-- EXERCISE INSTRUCTIONS --
Copy whichever lines contain the string "hours".

== PROVIDED DATA

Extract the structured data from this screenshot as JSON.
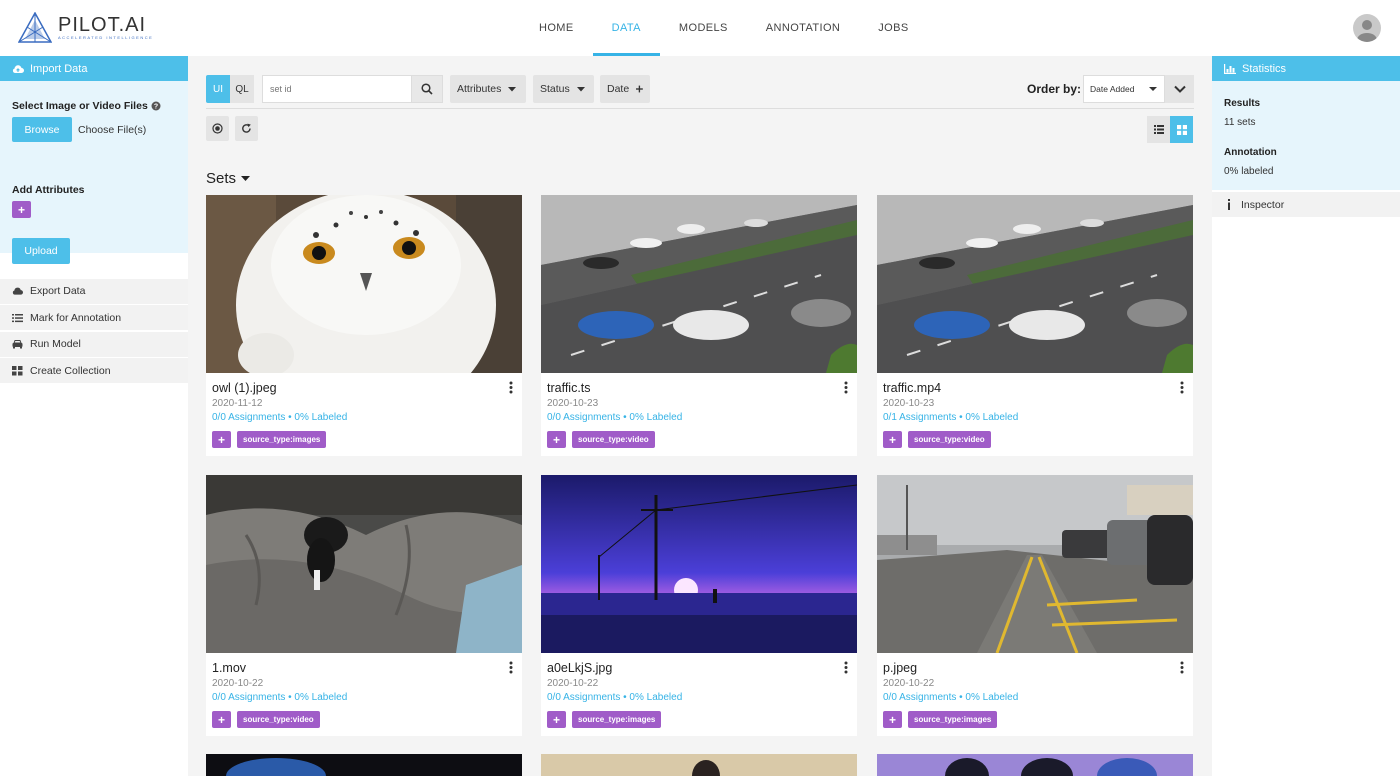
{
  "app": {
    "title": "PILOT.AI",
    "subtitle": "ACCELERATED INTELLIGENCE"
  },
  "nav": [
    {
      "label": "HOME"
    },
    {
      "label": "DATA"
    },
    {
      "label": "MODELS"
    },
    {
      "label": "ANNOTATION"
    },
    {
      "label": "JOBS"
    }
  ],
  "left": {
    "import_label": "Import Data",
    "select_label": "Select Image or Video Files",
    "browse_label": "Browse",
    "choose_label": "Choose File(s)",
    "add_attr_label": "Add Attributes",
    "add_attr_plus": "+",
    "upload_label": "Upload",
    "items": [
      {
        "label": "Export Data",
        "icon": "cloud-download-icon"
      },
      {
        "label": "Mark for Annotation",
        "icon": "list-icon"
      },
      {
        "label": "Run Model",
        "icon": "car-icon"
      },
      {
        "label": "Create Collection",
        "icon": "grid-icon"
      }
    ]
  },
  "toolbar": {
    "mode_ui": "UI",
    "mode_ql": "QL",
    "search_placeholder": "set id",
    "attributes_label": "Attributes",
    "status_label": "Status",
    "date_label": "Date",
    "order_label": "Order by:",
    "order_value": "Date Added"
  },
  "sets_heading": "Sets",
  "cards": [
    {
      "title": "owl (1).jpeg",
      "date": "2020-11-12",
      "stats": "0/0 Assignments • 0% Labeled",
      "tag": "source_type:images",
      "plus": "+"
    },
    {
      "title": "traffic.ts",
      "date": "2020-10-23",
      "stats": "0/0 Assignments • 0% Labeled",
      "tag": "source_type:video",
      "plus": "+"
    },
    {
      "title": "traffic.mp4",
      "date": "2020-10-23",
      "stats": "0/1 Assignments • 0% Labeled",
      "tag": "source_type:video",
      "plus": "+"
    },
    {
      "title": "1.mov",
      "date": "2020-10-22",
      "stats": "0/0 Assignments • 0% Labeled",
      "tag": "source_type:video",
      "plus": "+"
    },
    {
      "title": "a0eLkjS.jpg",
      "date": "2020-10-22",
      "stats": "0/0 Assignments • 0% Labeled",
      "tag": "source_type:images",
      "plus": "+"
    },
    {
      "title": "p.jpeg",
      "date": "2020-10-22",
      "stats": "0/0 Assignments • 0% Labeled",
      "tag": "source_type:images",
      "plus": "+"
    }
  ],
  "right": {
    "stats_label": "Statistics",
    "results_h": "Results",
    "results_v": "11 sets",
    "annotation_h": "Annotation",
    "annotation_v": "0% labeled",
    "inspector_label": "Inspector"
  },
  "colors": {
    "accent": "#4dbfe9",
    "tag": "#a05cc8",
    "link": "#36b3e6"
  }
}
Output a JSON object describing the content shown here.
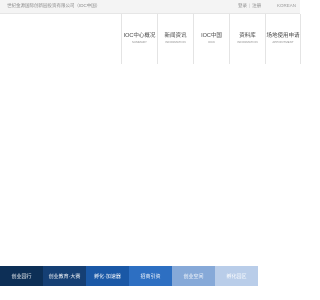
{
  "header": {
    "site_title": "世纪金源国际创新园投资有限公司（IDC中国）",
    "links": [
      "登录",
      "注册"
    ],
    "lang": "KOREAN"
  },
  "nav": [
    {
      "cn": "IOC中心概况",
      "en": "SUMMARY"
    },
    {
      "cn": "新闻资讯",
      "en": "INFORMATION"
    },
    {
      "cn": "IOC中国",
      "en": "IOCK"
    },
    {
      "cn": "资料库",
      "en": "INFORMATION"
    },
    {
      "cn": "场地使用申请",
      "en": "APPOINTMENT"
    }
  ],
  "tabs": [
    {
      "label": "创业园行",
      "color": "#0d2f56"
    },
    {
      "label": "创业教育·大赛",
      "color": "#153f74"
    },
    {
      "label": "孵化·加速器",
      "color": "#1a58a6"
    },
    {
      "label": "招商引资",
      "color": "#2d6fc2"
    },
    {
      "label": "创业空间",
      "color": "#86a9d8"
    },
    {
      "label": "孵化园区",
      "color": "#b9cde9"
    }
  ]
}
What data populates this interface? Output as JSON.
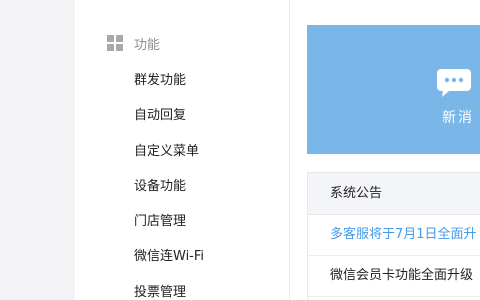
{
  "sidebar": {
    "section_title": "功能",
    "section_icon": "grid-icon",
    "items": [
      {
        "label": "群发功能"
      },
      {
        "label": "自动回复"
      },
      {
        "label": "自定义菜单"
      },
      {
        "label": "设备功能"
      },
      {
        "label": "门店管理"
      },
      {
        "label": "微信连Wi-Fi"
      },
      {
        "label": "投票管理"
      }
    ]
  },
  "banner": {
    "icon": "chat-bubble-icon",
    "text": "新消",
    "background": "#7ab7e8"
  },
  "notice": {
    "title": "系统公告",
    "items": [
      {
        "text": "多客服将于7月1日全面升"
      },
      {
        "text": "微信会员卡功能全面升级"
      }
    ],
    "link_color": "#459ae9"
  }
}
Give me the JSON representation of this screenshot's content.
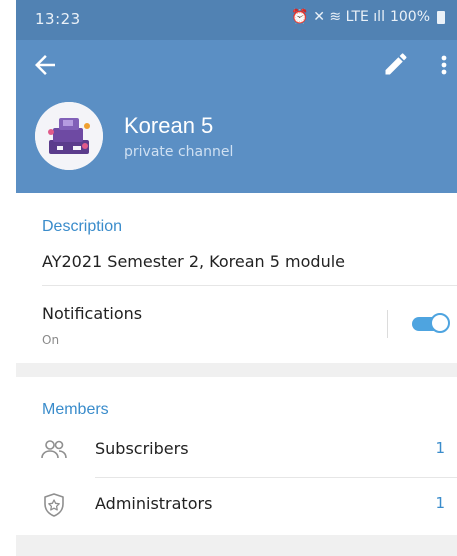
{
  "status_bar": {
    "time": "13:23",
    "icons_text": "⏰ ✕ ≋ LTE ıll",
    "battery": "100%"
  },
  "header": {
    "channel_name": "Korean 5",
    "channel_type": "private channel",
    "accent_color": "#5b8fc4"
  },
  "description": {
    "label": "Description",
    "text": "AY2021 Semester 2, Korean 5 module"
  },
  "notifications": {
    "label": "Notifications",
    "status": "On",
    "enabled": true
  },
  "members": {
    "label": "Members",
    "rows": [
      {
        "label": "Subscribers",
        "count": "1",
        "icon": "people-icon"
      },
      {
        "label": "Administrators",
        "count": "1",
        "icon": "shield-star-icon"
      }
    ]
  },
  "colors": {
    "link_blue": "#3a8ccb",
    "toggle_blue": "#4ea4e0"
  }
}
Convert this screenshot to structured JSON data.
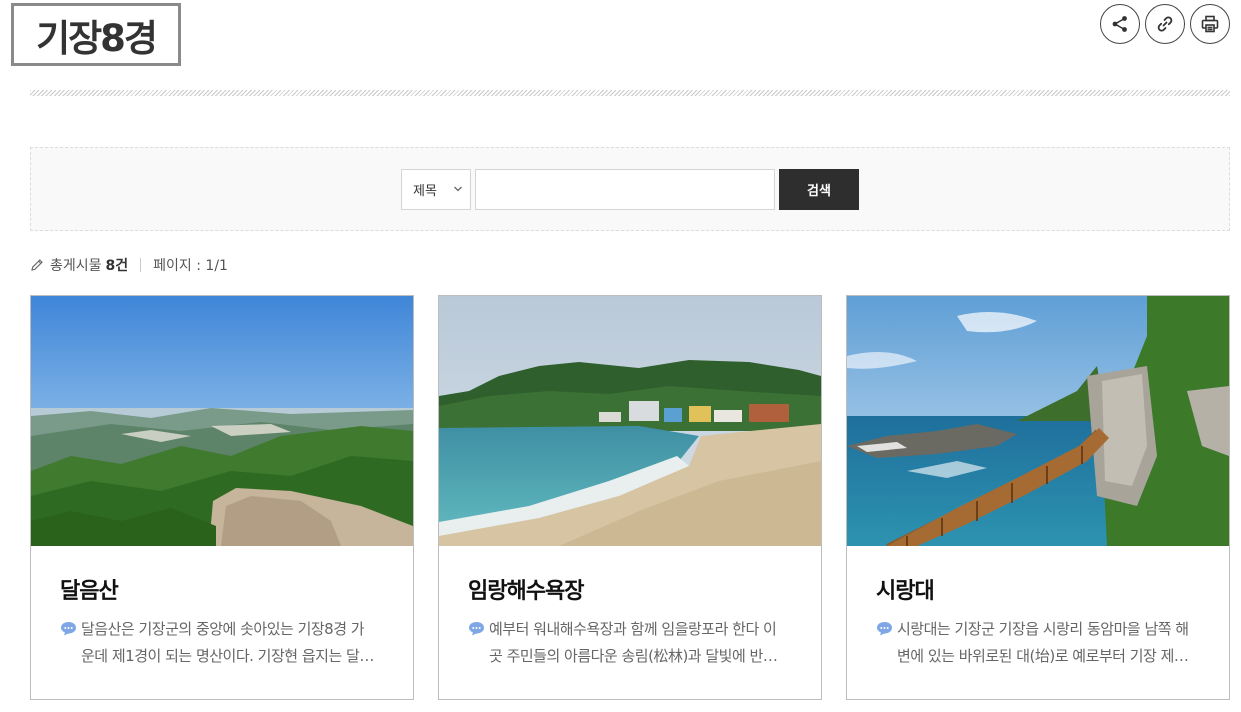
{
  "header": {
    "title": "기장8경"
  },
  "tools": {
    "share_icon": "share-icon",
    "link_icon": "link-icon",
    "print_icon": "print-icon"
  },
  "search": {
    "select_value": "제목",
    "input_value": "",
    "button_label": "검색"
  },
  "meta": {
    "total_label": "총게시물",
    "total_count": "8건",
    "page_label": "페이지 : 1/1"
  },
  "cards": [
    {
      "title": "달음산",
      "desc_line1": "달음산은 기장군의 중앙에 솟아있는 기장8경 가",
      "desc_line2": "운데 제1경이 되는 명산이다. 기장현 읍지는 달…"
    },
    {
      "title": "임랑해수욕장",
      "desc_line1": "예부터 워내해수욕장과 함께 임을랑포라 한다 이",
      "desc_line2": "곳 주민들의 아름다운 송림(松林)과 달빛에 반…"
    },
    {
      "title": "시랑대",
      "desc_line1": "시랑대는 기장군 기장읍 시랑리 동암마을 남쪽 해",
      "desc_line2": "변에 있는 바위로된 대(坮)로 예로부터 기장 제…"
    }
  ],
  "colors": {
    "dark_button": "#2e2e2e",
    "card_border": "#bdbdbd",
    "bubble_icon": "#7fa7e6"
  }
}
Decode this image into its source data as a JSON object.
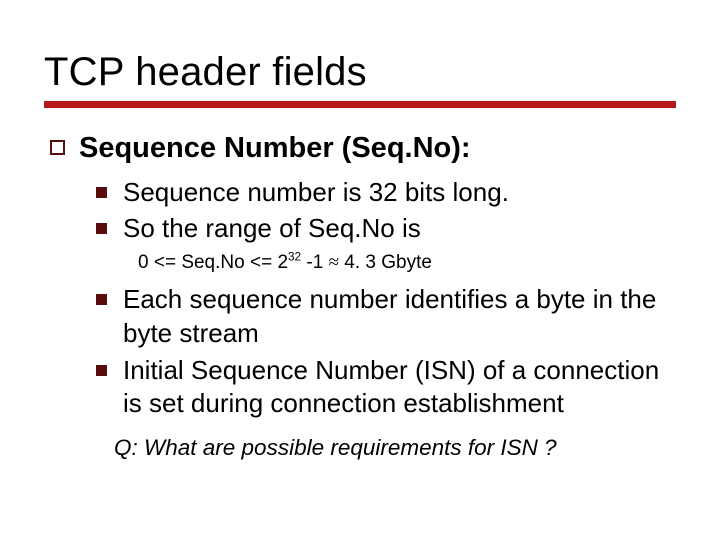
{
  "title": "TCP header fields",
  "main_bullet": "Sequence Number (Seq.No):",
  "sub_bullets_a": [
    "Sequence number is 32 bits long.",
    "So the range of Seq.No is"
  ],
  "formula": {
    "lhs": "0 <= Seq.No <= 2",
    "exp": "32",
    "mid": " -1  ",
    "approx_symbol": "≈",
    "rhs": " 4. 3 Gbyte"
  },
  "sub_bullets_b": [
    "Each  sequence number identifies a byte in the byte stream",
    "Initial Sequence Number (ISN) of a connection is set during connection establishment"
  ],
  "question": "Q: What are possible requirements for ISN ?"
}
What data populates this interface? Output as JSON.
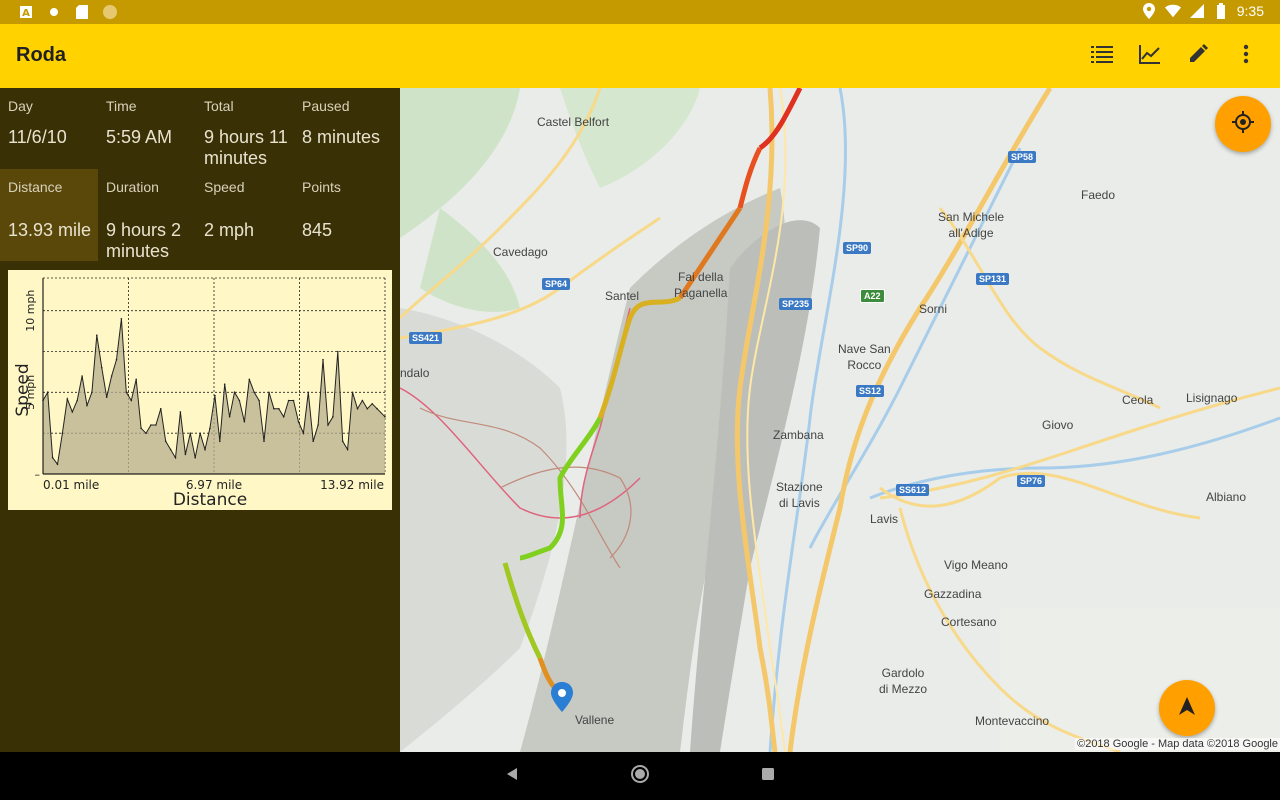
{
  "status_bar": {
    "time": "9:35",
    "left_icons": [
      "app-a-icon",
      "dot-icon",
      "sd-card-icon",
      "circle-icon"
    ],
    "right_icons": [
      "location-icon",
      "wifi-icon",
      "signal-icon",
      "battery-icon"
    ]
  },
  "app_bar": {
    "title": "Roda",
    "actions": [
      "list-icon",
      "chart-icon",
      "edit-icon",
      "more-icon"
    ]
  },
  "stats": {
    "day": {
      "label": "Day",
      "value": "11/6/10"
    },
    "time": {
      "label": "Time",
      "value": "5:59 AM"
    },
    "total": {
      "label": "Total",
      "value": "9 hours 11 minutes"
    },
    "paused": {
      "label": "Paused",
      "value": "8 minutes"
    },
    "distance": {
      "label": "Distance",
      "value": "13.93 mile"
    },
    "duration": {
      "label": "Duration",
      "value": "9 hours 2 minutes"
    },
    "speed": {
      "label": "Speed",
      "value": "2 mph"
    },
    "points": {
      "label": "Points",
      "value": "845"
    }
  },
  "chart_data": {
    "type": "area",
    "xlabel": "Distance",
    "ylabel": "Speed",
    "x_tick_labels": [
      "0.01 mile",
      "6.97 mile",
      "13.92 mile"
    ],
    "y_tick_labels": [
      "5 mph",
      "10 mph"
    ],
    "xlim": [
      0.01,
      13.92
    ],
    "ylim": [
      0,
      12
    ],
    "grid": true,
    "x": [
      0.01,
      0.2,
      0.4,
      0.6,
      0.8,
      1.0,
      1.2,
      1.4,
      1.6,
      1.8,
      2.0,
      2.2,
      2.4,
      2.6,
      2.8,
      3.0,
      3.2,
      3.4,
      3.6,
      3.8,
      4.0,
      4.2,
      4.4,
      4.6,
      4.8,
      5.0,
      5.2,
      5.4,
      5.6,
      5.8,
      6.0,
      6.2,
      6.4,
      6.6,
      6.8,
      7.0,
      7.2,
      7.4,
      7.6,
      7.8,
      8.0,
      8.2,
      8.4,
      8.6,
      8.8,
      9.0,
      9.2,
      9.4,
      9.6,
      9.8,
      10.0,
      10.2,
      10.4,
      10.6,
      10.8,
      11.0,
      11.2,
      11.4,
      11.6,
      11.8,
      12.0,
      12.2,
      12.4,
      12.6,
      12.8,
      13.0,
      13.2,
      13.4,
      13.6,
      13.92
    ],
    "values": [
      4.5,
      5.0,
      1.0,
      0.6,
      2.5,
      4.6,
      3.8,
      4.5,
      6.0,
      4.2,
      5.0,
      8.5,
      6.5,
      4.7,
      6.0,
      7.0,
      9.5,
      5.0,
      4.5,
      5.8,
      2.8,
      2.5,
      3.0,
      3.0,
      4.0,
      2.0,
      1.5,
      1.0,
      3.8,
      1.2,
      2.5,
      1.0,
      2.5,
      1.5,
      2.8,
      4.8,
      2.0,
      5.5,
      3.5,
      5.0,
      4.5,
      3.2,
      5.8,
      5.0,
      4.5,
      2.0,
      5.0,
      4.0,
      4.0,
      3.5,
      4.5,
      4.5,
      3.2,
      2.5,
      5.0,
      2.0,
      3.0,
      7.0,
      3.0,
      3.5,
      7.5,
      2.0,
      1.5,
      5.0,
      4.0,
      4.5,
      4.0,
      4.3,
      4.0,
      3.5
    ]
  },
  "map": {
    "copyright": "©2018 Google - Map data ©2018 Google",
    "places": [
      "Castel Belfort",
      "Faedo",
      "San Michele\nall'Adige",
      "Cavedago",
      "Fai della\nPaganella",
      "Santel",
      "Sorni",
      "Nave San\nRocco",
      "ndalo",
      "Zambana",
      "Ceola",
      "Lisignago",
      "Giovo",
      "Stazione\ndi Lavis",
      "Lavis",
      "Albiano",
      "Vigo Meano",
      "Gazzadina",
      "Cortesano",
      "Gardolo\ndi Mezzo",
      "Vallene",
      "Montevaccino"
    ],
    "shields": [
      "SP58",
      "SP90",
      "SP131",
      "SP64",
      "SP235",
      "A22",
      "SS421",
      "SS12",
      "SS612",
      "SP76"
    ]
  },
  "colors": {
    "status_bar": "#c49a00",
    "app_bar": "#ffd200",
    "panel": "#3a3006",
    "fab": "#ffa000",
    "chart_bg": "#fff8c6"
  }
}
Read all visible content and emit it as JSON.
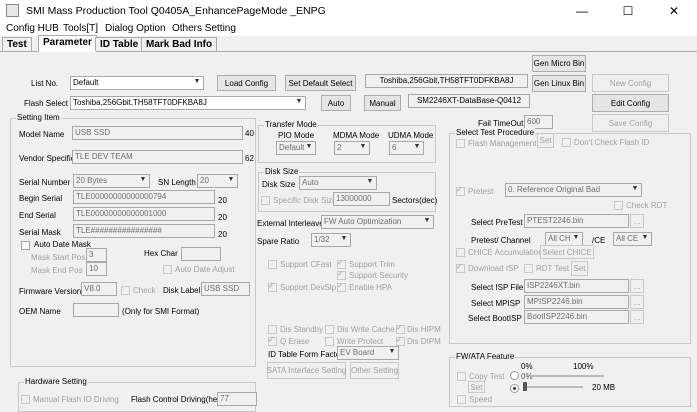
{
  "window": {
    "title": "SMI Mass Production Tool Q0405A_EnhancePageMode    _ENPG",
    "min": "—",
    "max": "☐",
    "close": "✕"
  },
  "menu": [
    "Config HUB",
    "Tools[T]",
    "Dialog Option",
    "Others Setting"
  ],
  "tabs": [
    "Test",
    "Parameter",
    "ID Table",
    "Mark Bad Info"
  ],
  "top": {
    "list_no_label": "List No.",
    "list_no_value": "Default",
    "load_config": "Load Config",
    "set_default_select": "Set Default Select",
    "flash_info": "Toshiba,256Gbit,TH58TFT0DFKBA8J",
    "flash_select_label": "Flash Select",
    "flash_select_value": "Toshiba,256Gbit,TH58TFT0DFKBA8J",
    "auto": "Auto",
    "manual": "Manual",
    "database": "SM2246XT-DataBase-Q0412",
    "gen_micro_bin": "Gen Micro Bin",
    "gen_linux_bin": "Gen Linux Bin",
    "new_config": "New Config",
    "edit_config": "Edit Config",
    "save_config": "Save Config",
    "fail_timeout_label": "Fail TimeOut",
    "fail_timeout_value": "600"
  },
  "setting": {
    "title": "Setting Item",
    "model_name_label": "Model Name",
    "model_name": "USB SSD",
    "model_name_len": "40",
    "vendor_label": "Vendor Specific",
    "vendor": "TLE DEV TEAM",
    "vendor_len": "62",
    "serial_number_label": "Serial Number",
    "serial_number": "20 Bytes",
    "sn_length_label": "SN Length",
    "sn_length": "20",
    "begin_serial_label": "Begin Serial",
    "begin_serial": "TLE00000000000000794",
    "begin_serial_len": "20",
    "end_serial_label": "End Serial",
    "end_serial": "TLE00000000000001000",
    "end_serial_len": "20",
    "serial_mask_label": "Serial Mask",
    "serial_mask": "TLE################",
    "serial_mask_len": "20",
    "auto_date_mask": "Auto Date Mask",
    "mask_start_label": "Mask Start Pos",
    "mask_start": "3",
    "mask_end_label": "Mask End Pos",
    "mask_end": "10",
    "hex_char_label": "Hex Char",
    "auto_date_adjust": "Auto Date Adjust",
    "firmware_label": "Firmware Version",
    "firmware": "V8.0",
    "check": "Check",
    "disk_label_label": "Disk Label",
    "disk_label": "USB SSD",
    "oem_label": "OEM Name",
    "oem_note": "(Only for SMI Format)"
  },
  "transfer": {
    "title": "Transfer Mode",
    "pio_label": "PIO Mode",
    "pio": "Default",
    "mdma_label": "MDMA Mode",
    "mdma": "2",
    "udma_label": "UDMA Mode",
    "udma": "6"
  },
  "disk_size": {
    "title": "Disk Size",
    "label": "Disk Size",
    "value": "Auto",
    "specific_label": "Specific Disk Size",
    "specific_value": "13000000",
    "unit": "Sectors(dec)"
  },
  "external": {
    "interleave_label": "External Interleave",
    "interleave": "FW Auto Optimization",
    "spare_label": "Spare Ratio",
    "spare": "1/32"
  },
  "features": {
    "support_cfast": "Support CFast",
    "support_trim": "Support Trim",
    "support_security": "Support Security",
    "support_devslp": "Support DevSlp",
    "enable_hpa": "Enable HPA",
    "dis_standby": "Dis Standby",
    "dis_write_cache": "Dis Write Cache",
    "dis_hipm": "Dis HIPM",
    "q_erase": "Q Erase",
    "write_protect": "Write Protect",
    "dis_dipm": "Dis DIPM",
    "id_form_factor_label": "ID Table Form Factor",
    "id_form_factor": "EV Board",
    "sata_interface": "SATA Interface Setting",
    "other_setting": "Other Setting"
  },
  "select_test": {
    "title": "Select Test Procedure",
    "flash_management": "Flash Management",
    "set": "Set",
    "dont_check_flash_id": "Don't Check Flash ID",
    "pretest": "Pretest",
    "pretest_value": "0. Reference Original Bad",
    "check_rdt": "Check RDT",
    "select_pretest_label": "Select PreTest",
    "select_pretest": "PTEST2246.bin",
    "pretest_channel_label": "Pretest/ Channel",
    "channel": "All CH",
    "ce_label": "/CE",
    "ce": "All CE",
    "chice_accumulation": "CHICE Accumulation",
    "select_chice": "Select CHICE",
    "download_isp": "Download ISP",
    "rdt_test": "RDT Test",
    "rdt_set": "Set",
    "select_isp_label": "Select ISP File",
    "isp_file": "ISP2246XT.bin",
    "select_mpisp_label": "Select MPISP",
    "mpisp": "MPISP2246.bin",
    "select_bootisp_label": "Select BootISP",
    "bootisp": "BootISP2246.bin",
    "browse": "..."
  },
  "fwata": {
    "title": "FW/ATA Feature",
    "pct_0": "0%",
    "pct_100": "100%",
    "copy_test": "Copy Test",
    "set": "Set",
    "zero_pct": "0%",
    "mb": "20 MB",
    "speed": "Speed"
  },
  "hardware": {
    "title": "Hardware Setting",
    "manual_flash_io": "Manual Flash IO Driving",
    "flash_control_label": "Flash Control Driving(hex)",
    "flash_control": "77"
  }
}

====

-- EXERCISE RESPONSE --
      "value": "9 hours 11 minutes"
      "value": "9 hours 2 minutes"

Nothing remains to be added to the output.